Tally the lines in the following entries that include the word "meta"; state only the total.
*** SUPPLIED INFORMATION ***
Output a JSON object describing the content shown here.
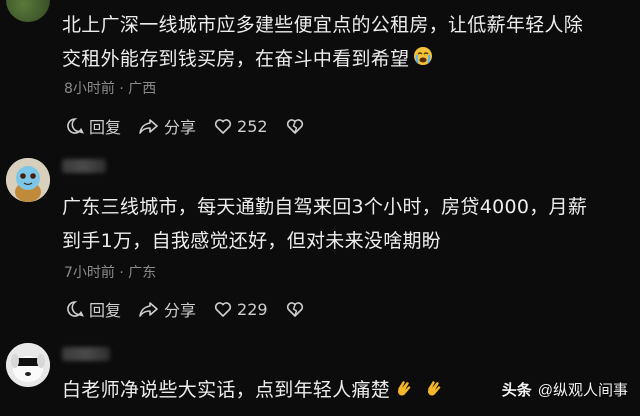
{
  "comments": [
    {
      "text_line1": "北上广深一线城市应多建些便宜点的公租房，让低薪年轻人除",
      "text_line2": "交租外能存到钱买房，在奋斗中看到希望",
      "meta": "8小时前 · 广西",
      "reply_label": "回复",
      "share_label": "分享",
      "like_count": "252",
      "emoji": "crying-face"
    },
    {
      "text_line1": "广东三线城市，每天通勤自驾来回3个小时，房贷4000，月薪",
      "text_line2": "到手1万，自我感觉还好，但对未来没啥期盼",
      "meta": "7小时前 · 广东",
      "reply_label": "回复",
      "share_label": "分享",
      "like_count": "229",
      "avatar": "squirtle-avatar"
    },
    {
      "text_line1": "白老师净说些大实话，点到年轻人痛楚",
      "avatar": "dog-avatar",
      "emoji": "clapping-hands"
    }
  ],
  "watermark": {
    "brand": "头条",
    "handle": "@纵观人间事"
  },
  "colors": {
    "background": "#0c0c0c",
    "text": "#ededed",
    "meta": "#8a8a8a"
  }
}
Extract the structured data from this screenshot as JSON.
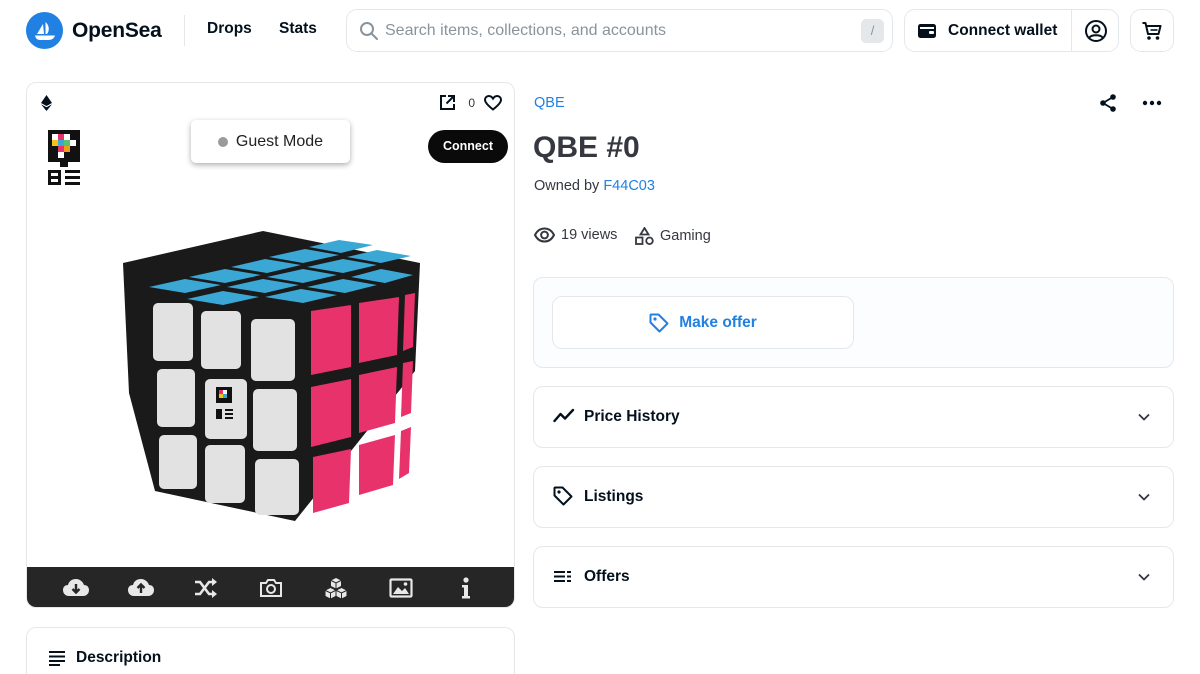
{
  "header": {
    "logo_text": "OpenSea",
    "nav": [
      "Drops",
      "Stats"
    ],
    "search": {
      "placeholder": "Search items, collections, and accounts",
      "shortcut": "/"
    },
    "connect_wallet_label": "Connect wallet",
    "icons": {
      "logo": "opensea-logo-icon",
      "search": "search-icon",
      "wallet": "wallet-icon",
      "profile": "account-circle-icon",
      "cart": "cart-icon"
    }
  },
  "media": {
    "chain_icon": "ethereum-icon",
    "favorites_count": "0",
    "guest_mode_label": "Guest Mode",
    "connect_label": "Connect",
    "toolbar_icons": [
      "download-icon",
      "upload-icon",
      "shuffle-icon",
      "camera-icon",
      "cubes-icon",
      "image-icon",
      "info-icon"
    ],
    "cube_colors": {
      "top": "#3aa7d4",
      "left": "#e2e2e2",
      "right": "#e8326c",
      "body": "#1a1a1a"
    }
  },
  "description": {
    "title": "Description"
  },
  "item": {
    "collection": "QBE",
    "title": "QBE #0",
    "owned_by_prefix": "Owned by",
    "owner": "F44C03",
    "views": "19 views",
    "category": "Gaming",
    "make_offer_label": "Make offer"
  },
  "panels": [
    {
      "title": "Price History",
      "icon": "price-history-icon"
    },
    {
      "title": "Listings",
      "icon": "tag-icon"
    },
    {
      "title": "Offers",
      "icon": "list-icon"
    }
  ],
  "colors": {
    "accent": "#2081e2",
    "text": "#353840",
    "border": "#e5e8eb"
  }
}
***
*** SUPPLIED INFORMATION ***
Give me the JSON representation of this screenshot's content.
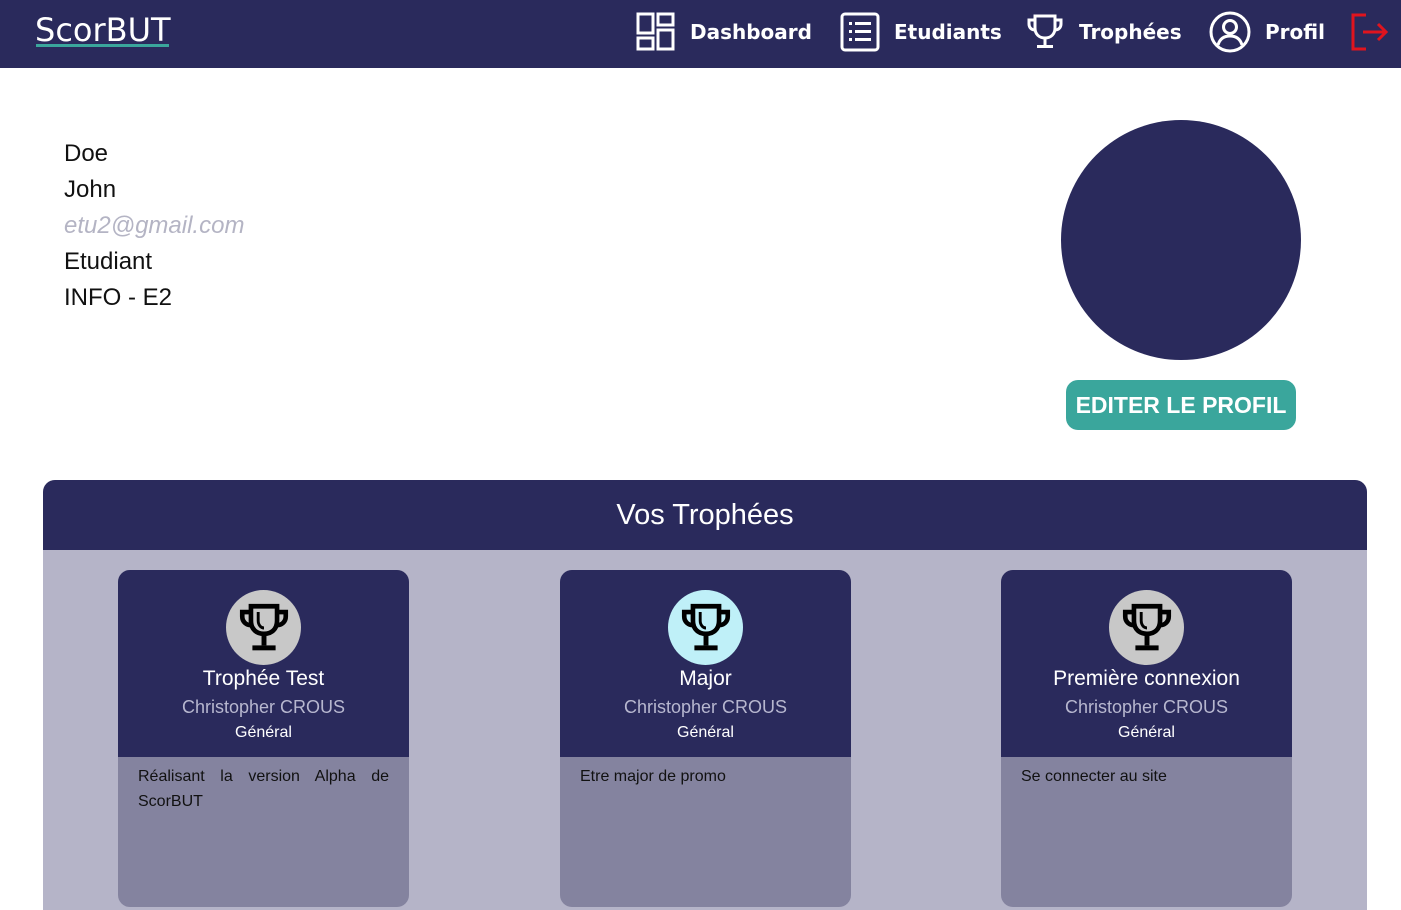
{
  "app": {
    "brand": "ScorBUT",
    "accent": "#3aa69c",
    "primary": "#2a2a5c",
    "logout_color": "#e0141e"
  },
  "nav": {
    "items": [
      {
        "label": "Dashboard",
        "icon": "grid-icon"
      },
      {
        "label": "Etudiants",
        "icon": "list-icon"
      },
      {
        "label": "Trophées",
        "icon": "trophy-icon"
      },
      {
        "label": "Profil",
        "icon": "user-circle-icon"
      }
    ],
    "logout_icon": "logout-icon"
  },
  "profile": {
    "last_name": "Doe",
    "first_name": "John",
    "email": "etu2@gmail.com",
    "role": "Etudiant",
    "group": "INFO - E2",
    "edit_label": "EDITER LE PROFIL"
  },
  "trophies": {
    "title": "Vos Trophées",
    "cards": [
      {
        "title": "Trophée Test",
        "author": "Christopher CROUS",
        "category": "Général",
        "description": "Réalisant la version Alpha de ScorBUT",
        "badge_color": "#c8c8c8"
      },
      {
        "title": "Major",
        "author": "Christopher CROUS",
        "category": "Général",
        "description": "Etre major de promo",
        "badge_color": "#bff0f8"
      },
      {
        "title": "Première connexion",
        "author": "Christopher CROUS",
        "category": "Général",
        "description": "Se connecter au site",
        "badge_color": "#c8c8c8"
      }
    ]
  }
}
***
*** SUPPLIED INFORMATION ***
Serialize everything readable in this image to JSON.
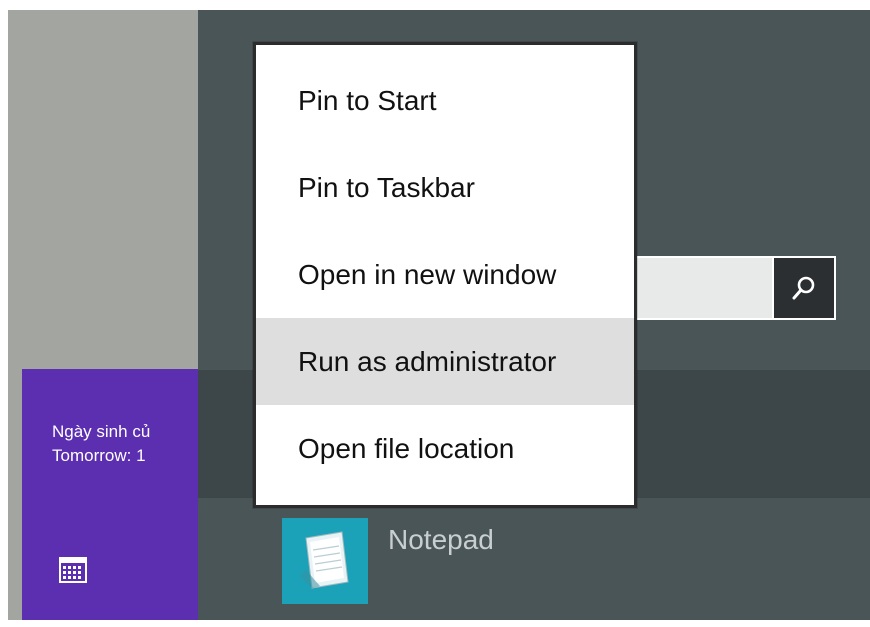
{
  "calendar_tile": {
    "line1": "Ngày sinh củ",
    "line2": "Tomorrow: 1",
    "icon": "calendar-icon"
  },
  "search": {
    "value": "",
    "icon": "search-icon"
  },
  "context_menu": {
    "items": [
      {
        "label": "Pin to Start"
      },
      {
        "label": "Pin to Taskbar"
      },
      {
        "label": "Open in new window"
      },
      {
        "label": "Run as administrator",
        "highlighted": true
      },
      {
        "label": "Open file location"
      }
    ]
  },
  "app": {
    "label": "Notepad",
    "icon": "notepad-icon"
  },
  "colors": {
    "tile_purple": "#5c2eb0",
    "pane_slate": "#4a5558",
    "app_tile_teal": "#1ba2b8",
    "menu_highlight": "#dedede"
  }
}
***
#### [FULL ANSWER]
3